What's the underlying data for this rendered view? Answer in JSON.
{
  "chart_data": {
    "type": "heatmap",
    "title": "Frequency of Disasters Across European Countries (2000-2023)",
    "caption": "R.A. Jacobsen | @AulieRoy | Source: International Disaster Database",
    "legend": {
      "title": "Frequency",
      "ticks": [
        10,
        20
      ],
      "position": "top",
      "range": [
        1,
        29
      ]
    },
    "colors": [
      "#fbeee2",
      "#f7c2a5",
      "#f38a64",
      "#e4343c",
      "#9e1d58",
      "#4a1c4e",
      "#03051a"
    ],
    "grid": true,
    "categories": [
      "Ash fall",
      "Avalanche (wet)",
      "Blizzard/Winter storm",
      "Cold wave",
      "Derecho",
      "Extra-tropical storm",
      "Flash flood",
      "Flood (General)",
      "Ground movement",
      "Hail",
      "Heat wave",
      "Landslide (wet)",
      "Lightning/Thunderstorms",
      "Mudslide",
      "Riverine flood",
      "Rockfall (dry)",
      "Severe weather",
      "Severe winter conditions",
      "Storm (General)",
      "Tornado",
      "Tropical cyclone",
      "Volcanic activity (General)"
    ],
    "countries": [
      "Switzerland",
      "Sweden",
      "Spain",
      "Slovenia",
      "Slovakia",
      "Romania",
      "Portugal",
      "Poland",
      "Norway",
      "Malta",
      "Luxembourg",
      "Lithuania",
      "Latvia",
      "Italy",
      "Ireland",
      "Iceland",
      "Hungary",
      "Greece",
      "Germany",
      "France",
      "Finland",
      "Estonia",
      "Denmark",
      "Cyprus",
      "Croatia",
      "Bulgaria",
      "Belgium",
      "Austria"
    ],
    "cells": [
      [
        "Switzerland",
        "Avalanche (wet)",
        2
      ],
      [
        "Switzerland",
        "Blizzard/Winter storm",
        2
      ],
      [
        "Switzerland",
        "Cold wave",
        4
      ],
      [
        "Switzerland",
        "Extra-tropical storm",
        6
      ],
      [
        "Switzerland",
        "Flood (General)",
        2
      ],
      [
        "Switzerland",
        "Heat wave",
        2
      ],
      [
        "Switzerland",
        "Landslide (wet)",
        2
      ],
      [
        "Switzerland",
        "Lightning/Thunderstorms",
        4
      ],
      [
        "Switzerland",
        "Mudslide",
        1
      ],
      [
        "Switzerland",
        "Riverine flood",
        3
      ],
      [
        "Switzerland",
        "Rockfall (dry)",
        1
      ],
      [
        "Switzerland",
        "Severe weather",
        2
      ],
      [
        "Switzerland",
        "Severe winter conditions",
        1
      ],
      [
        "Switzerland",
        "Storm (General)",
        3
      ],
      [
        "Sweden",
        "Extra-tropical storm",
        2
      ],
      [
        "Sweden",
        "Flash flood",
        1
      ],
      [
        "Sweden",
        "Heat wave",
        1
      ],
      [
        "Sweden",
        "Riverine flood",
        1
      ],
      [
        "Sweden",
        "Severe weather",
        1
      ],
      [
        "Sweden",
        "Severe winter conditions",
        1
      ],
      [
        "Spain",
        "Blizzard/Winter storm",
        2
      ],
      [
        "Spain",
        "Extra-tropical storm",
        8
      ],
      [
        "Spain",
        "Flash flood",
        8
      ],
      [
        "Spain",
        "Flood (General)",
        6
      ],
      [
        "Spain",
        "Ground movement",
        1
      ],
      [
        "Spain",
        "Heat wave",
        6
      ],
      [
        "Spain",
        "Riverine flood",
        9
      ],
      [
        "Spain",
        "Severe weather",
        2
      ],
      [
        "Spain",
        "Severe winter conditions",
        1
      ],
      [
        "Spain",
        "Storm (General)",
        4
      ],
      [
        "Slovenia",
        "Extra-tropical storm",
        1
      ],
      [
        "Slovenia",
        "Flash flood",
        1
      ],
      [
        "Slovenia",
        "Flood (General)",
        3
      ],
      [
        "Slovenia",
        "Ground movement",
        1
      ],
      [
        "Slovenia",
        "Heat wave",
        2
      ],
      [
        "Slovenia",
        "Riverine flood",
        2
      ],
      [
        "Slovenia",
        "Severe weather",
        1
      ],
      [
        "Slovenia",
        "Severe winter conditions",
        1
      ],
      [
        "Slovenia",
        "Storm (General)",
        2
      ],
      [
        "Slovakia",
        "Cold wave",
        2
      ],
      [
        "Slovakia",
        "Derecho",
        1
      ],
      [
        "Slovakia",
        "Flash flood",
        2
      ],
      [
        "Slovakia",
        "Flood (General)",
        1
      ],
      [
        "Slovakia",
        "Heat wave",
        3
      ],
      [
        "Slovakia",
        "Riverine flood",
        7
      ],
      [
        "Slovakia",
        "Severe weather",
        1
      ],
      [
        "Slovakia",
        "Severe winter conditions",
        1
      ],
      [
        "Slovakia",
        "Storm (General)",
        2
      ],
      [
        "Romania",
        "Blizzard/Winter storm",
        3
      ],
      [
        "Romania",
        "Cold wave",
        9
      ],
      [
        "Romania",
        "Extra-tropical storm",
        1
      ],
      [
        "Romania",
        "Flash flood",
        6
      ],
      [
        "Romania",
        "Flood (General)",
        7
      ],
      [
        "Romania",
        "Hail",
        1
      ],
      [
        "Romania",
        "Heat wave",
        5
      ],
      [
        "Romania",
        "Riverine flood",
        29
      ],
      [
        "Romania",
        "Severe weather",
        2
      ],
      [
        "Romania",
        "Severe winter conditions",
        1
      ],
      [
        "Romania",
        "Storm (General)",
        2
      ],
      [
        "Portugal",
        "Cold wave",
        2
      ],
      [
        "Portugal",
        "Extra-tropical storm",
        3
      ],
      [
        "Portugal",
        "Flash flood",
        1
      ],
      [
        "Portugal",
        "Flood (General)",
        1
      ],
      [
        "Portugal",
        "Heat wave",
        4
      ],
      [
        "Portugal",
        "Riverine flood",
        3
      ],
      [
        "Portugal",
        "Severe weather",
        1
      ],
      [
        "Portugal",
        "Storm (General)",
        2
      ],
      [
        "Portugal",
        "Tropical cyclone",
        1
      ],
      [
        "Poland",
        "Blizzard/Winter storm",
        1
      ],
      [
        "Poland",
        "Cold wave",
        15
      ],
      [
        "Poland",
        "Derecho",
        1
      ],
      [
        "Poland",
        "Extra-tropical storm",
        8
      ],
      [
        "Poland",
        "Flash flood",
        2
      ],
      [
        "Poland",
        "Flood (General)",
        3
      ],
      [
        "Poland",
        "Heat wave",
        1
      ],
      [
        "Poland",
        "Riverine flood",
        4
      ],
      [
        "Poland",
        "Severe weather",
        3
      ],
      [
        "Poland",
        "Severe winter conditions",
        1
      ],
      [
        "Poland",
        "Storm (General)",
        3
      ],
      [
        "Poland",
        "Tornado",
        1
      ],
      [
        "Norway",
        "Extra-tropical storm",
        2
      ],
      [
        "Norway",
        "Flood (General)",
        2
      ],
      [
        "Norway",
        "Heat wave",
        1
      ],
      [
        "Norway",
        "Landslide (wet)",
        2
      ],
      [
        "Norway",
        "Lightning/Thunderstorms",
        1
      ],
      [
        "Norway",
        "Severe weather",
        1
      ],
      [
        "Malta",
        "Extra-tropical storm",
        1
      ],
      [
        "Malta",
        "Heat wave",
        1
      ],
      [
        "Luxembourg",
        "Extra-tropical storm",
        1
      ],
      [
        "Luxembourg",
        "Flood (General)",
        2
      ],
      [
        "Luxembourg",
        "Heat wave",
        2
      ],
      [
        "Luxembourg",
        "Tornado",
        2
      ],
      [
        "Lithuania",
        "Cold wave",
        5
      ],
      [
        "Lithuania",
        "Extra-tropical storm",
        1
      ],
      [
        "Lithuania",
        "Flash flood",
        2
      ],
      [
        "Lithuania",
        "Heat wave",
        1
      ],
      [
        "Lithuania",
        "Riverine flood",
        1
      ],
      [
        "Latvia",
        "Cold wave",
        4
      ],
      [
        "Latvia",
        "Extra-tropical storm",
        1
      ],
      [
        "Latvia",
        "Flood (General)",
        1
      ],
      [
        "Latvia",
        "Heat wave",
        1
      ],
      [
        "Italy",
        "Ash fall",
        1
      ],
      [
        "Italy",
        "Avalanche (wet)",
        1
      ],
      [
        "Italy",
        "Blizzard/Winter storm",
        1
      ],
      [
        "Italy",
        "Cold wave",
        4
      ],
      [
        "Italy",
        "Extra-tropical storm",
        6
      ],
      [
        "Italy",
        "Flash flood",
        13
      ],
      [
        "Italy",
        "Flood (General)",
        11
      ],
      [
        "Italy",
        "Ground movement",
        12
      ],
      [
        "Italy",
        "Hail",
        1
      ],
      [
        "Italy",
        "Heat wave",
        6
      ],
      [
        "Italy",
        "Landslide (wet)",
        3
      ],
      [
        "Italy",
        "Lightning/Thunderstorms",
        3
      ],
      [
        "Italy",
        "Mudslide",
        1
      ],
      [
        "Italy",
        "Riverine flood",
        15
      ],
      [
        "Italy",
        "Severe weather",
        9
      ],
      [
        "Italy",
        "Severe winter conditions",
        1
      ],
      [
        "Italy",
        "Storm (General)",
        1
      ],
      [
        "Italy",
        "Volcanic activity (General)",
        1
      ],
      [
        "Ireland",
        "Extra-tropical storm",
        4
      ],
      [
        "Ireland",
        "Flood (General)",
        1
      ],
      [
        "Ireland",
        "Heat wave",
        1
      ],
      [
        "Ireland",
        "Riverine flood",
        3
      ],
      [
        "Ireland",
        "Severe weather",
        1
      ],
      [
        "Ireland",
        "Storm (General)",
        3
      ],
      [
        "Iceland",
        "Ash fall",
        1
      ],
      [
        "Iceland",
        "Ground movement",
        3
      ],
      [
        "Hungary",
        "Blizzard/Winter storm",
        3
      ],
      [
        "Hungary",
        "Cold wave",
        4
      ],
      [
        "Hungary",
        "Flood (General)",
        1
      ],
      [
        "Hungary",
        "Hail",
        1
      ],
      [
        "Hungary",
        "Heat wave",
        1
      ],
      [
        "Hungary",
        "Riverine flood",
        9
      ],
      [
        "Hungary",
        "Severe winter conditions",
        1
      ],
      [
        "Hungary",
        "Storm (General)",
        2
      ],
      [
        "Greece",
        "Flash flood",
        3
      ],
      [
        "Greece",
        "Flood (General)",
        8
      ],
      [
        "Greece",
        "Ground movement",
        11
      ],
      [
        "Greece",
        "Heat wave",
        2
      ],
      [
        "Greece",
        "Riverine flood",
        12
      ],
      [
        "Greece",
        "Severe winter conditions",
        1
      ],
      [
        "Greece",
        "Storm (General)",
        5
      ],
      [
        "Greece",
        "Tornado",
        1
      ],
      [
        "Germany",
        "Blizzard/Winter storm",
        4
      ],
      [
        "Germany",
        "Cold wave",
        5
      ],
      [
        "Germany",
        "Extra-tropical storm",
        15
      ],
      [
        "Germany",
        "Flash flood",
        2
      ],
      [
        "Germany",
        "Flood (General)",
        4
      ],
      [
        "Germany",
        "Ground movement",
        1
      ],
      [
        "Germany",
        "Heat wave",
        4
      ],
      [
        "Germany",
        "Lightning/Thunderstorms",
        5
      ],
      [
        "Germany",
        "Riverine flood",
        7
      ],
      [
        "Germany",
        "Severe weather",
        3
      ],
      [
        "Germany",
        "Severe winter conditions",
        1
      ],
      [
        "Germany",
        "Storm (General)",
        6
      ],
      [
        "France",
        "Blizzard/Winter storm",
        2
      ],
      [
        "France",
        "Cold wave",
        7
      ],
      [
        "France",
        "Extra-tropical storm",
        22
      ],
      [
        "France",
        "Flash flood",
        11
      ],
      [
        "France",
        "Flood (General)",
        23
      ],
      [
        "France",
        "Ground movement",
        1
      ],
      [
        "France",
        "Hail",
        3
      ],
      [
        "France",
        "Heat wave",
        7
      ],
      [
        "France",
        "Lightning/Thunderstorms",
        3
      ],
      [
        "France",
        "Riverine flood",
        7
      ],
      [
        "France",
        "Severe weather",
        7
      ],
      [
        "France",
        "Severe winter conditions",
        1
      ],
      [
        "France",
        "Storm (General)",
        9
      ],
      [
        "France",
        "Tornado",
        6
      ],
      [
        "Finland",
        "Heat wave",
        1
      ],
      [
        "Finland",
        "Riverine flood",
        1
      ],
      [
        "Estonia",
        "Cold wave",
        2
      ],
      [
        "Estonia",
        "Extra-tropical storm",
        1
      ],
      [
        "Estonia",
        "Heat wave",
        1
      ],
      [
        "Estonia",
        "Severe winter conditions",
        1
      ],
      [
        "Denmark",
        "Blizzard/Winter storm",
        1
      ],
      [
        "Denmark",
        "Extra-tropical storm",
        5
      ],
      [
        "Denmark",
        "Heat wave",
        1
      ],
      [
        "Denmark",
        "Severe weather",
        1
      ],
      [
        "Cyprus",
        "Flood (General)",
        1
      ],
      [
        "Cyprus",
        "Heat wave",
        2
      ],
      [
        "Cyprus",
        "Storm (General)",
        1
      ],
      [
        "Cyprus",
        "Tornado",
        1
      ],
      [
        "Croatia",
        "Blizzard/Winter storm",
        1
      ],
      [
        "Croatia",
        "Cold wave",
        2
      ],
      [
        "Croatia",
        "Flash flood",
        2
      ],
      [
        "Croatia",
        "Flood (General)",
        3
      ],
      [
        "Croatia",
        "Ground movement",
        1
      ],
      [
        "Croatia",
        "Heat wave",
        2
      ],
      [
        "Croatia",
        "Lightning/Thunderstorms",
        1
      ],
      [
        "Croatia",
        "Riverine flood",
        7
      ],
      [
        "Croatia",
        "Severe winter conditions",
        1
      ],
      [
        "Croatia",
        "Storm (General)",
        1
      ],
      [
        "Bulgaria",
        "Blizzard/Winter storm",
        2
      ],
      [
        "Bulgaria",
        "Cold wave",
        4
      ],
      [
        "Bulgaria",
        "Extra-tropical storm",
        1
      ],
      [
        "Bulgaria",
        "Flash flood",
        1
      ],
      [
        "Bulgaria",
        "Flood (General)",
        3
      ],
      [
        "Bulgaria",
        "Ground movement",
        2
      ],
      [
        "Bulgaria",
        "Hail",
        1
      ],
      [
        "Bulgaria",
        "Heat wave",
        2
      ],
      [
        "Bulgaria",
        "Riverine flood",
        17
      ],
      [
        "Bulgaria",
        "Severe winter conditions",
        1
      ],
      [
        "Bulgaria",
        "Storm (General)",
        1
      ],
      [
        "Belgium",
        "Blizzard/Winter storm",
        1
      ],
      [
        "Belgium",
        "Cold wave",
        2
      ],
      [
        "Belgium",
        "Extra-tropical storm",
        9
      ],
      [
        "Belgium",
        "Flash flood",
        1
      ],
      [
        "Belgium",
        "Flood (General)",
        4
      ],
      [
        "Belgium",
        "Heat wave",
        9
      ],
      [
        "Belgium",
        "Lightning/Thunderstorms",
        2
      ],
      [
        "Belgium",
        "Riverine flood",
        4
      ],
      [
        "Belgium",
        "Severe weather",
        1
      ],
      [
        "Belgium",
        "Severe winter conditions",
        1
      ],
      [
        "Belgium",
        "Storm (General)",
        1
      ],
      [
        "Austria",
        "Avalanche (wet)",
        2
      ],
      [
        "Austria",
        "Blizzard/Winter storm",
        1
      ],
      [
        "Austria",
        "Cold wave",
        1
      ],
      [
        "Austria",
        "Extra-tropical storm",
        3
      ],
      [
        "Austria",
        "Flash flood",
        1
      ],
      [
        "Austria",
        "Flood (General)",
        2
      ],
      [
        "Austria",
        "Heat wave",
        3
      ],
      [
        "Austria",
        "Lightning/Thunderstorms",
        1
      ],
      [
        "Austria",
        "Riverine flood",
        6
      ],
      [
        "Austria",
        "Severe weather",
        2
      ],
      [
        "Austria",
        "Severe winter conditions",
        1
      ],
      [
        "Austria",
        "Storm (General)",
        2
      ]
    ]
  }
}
····················
◆ To do
Gather up the lines that contain the word "Volcanic".

◆ Exercise output
      "Volcanic activity (General)"
        "Volcanic activity (General)",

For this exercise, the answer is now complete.